SET PROBLEM: Retype everything in the listing, leaving each line exactly as it is.

Records:

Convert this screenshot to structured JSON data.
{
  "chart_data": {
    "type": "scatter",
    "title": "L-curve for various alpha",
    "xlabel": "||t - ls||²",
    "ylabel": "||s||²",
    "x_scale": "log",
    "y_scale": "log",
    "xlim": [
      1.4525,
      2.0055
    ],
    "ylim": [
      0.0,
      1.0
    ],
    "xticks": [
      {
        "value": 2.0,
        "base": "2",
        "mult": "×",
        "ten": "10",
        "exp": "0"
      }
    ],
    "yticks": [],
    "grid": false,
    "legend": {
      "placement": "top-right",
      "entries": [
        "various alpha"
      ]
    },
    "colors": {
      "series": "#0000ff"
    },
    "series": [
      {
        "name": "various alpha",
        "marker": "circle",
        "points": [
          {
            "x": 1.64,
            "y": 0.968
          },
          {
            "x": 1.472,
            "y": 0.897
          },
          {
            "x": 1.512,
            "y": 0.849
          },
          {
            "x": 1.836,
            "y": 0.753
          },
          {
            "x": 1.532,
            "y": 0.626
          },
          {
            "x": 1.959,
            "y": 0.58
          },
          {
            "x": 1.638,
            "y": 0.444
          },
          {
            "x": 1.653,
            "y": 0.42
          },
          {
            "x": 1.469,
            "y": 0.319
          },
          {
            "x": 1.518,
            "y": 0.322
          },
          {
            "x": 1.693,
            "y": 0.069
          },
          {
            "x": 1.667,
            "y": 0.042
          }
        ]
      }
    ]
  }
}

SOLVED PROBLEM:
Convert this screenshot to structured JSON data.
{
  "chart_data": {
    "type": "scatter",
    "title": "L-curve for various alpha",
    "xlabel": "||t - ls||²",
    "ylabel": "||s||²",
    "x_scale": "log",
    "y_scale": "log",
    "xlim": [
      1.4525,
      2.0055
    ],
    "ylim": [
      0.0,
      1.0
    ],
    "xticks": [
      {
        "value": 2.0,
        "base": "2",
        "mult": "×",
        "ten": "10",
        "exp": "0"
      }
    ],
    "yticks": [],
    "grid": false,
    "legend": {
      "placement": "top-right",
      "entries": [
        "various alpha"
      ]
    },
    "colors": {
      "series": "#0000ff"
    },
    "series": [
      {
        "name": "various alpha",
        "marker": "circle",
        "points": [
          {
            "x": 1.64,
            "y": 0.968
          },
          {
            "x": 1.472,
            "y": 0.897
          },
          {
            "x": 1.512,
            "y": 0.849
          },
          {
            "x": 1.836,
            "y": 0.753
          },
          {
            "x": 1.532,
            "y": 0.626
          },
          {
            "x": 1.959,
            "y": 0.58
          },
          {
            "x": 1.638,
            "y": 0.444
          },
          {
            "x": 1.653,
            "y": 0.42
          },
          {
            "x": 1.469,
            "y": 0.319
          },
          {
            "x": 1.518,
            "y": 0.322
          },
          {
            "x": 1.693,
            "y": 0.069
          },
          {
            "x": 1.667,
            "y": 0.042
          }
        ]
      }
    ]
  }
}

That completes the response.